▶ _Your goal_:
Show every line in the entries below where the word "this" appears.

▶ _Source data_:
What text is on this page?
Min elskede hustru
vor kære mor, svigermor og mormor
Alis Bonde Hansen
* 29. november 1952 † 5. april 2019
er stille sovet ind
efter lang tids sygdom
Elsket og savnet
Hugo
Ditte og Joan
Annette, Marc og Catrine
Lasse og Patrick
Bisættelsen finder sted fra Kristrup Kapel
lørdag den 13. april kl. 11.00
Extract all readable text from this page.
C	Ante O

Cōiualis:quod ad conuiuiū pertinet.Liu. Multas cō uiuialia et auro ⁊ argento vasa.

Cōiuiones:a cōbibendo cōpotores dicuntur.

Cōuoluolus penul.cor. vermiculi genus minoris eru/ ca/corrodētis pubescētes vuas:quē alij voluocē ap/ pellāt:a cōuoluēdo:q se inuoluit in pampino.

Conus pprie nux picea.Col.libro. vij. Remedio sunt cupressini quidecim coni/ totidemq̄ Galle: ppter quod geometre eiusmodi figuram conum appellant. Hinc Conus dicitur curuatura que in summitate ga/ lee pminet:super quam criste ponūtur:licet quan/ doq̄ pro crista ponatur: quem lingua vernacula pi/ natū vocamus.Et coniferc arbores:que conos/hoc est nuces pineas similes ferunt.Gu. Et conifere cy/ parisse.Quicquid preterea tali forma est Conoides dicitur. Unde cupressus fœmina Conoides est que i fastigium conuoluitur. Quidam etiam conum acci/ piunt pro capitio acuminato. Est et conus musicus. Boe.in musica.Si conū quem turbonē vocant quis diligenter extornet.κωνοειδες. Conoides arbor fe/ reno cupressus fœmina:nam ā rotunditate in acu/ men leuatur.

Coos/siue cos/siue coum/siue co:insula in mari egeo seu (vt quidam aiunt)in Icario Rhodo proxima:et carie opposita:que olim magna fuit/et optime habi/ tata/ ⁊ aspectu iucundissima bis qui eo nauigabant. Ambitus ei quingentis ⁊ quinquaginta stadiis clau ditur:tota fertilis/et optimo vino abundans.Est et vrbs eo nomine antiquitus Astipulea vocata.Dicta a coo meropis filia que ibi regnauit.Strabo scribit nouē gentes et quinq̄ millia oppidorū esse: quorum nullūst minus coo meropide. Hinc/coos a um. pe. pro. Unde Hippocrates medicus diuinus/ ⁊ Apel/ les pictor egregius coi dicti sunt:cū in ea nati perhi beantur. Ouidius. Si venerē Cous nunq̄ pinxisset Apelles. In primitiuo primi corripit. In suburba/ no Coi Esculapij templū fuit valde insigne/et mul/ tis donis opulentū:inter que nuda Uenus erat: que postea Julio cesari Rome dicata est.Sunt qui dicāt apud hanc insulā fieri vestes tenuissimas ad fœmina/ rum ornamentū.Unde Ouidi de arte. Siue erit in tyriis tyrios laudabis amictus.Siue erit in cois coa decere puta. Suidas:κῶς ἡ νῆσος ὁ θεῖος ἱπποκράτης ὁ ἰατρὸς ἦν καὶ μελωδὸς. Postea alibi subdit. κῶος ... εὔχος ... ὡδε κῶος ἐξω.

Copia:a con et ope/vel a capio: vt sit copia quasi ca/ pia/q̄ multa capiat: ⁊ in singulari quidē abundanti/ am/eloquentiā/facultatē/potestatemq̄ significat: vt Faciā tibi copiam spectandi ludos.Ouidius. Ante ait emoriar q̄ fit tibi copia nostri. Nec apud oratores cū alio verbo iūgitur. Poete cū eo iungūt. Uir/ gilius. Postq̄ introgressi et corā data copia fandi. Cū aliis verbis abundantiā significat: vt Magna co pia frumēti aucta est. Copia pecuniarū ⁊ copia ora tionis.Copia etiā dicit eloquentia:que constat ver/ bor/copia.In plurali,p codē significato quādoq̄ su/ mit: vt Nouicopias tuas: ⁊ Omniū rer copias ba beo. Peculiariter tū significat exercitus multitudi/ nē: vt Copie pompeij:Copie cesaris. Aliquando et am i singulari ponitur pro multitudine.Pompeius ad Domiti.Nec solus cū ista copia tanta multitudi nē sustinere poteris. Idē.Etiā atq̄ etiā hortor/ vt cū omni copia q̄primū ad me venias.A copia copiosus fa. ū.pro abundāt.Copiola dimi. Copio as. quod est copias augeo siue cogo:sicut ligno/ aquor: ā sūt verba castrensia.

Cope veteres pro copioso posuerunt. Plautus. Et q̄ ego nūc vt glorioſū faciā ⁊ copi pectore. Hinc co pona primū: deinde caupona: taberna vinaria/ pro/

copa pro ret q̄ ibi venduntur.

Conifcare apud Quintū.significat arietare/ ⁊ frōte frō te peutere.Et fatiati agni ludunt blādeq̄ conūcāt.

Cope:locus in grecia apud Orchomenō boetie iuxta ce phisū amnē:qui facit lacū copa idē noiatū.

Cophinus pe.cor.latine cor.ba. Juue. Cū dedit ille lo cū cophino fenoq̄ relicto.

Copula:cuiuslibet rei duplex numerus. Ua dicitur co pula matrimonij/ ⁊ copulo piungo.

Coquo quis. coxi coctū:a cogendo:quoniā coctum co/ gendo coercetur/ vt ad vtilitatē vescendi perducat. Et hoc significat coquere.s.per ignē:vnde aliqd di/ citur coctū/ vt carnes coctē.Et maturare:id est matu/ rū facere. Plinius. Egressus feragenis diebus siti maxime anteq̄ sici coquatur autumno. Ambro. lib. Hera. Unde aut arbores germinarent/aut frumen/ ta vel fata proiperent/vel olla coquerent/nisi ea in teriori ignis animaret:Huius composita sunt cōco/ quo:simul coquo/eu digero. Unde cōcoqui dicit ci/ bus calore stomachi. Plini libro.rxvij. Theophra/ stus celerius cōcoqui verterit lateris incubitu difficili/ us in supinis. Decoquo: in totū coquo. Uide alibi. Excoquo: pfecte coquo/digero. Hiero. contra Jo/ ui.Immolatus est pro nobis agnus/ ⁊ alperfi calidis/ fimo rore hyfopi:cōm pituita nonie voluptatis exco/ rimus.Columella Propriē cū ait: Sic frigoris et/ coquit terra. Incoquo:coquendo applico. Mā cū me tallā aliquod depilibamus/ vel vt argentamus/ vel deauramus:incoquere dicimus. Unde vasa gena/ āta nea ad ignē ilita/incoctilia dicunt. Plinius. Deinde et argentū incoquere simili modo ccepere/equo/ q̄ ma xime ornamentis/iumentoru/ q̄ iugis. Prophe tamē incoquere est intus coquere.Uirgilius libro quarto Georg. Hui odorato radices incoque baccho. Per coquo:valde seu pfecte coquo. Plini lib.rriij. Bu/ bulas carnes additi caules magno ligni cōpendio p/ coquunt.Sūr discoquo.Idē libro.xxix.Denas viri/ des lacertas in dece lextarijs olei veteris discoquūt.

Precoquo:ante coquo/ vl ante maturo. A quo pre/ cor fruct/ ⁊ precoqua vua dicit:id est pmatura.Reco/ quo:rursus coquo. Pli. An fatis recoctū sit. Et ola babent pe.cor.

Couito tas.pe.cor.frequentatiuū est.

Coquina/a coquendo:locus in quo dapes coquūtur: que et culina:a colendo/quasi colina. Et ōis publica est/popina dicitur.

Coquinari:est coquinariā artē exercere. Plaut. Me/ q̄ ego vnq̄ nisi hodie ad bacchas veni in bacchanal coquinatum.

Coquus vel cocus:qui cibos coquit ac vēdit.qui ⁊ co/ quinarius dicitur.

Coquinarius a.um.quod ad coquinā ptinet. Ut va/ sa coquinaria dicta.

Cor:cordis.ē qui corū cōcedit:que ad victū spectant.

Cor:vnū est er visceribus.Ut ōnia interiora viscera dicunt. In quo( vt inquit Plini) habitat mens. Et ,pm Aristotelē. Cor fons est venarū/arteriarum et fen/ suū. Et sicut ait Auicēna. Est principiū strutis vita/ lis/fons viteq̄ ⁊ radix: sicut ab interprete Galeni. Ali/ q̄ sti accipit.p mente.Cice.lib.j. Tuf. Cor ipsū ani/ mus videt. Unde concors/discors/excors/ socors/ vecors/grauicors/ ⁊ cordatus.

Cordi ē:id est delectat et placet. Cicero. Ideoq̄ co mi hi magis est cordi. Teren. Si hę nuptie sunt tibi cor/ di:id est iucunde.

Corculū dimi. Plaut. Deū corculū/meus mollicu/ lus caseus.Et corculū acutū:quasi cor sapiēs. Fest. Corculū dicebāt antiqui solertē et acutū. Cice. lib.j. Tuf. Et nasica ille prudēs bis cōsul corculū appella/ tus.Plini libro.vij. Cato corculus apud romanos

▶ _Expected answer_:
What text is on this page?
Extract all readable text from this page.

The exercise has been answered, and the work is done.